How to complete this task: Leave out the pictures and repeat the entries below verbatim.

══ Data ══

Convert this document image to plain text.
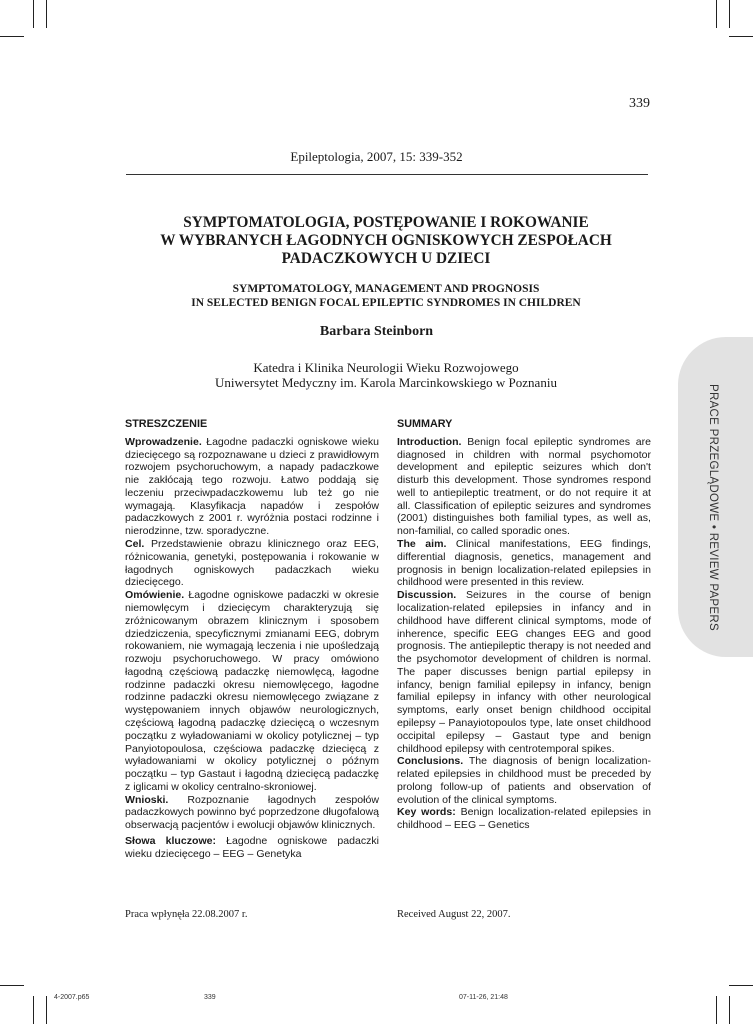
339
Epileptologia, 2007, 15: 339-352
SYMPTOMATOLOGIA, POSTĘPOWANIE I ROKOWANIE
W WYBRANYCH ŁAGODNYCH OGNISKOWYCH ZESPOŁACH
PADACZKOWYCH U DZIECI
SYMPTOMATOLOGY, MANAGEMENT AND PROGNOSIS
IN SELECTED BENIGN FOCAL EPILEPTIC SYNDROMES IN CHILDREN
Barbara Steinborn
Katedra i Klinika Neurologii Wieku Rozwojowego
Uniwersytet Medyczny im. Karola Marcinkowskiego w Poznaniu
PRACE PRZEGLĄDOWE • REVIEW PAPERS
STRESZCZENIE

Wprowadzenie. Łagodne padaczki ogniskowe wieku dziecięcego są rozpoznawane u dzieci z prawidłowym rozwojem psychoruchowym, a napady padaczkowe nie zakłócają tego rozwoju. Łatwo poddają się leczeniu przeciwpadaczkowemu lub też go nie wymagają. Klasyfikacja napadów i zespołów padaczkowych z 2001 r. wyróżnia postaci rodzinne i nierodzinne, tzw. sporadyczne.

Cel. Przedstawienie obrazu klinicznego oraz EEG, różnicowania, genetyki, postępowania i rokowanie w łagodnych ogniskowych padaczkach wieku dziecięcego.

Omówienie. Łagodne ogniskowe padaczki w okresie niemowlęcym i dziecięcym charakteryzują się zróżnicowanym obrazem klinicznym i sposobem dziedziczenia, specyficznymi zmianami EEG, dobrym rokowaniem, nie wymagają leczenia i nie upośledzają rozwoju psychoruchowego. W pracy omówiono łagodną częściową padaczkę niemowlęcą, łagodne rodzinne padaczki okresu niemowlęcego, łagodne rodzinne padaczki okresu niemowlęcego związane z występowaniem innych objawów neurologicznych, częściową łagodną padaczkę dziecięcą o wczesnym początku z wyładowaniami w okolicy potylicznej – typ Panyiotopoulosa, częściowa padaczkę dziecięcą z wyładowaniami w okolicy potylicznej o późnym początku – typ Gastaut i łagodną dziecięcą padaczkę z iglicami w okolicy centralno-skroniowej.

Wnioski. Rozpoznanie łagodnych zespołów padaczkowych powinno być poprzedzone długofalową obserwacją pacjentów i ewolucji objawów klinicznych.

Słowa kluczowe: Łagodne ogniskowe padaczki wieku dziecięcego – EEG – Genetyka

SUMMARY

Introduction. Benign focal epileptic syndromes are diagnosed in children with normal psychomotor development and epileptic seizures which don't disturb this development. Those syndromes respond well to antiepileptic treatment, or do not require it at all. Classification of epileptic seizures and syndromes (2001) distinguishes both familial types, as well as, non-familial, co called sporadic ones.

The aim. Clinical manifestations, EEG findings, differential diagnosis, genetics, management and prognosis in benign localization-related epilepsies in childhood were presented in this review.

Discussion. Seizures in the course of benign localization-related epilepsies in infancy and in childhood have different clinical symptoms, mode of inherence, specific EEG changes EEG and good prognosis. The antiepileptic therapy is not needed and the psychomotor development of children is normal. The paper discusses benign partial epilepsy in infancy, benign familial epilepsy in infancy, benign familial epilepsy in infancy with other neurological symptoms, early onset benign childhood occipital epilepsy – Panayiotopoulos type, late onset childhood occipital epilepsy – Gastaut type and benign childhood epilepsy with centrotemporal spikes.

Conclusions. The diagnosis of benign localization-related epilepsies in childhood must be preceded by prolong follow-up of patients and observation of evolution of the clinical symptoms.

Key words: Benign localization-related epilepsies in childhood – EEG – Genetics

Praca wpłynęła 22.08.2007 r.	Received August 22, 2007.
4-2007.p65	339	07-11-26, 21:48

═══

Expected output:
Convert this document image to plain text.
339
Epileptologia, 2007, 15: 339-352
SYMPTOMATOLOGIA, POSTĘPOWANIE I ROKOWANIE
W WYBRANYCH ŁAGODNYCH OGNISKOWYCH ZESPOŁACH
PADACZKOWYCH U DZIECI
SYMPTOMATOLOGY, MANAGEMENT AND PROGNOSIS
IN SELECTED BENIGN FOCAL EPILEPTIC SYNDROMES IN CHILDREN
Barbara Steinborn
Katedra i Klinika Neurologii Wieku Rozwojowego
Uniwersytet Medyczny im. Karola Marcinkowskiego w Poznaniu
PRACE PRZEGLĄDOWE • REVIEW PAPERS
STRESZCZENIE

Wprowadzenie. Łagodne padaczki ogniskowe wieku dziecięcego są rozpoznawane u dzieci z prawidłowym rozwojem psychoruchowym, a napady padaczkowe nie zakłócają tego rozwoju. Łatwo poddają się leczeniu przeciwpadaczkowemu lub też go nie wymagają. Klasyfikacja napadów i zespołów padaczkowych z 2001 r. wyróżnia postaci rodzinne i nierodzinne, tzw. sporadyczne.

Cel. Przedstawienie obrazu klinicznego oraz EEG, różnicowania, genetyki, postępowania i rokowanie w łagodnych ogniskowych padaczkach wieku dziecięcego.

Omówienie. Łagodne ogniskowe padaczki w okresie niemowlęcym i dziecięcym charakteryzują się zróżnicowanym obrazem klinicznym i sposobem dziedziczenia, specyficznymi zmianami EEG, dobrym rokowaniem, nie wymagają leczenia i nie upośledzają rozwoju psychoruchowego. W pracy omówiono łagodną częściową padaczkę niemowlęcą, łagodne rodzinne padaczki okresu niemowlęcego, łagodne rodzinne padaczki okresu niemowlęcego związane z występowaniem innych objawów neurologicznych, częściową łagodną padaczkę dziecięcą o wczesnym początku z wyładowaniami w okolicy potylicznej – typ Panyiotopoulosa, częściowa padaczkę dziecięcą z wyładowaniami w okolicy potylicznej o późnym początku – typ Gastaut i łagodną dziecięcą padaczkę z iglicami w okolicy centralno-skroniowej.

Wnioski. Rozpoznanie łagodnych zespołów padaczkowych powinno być poprzedzone długofalową obserwacją pacjentów i ewolucji objawów klinicznych.

Słowa kluczowe: Łagodne ogniskowe padaczki wieku dziecięcego – EEG – Genetyka

SUMMARY

Introduction. Benign focal epileptic syndromes are diagnosed in children with normal psychomotor development and epileptic seizures which don't disturb this development. Those syndromes respond well to antiepileptic treatment, or do not require it at all. Classification of epileptic seizures and syndromes (2001) distinguishes both familial types, as well as, non-familial, co called sporadic ones.

The aim. Clinical manifestations, EEG findings, differential diagnosis, genetics, management and prognosis in benign localization-related epilepsies in childhood were presented in this review.

Discussion. Seizures in the course of benign localization-related epilepsies in infancy and in childhood have different clinical symptoms, mode of inherence, specific EEG changes EEG and good prognosis. The antiepileptic therapy is not needed and the psychomotor development of children is normal. The paper discusses benign partial epilepsy in infancy, benign familial epilepsy in infancy, benign familial epilepsy in infancy with other neurological symptoms, early onset benign childhood occipital epilepsy – Panayiotopoulos type, late onset childhood occipital epilepsy – Gastaut type and benign childhood epilepsy with centrotemporal spikes.

Conclusions. The diagnosis of benign localization-related epilepsies in childhood must be preceded by prolong follow-up of patients and observation of evolution of the clinical symptoms.

Key words: Benign localization-related epilepsies in childhood – EEG – Genetics

Praca wpłynęła 22.08.2007 r.	Received August 22, 2007.
4-2007.p65	339	07-11-26, 21:48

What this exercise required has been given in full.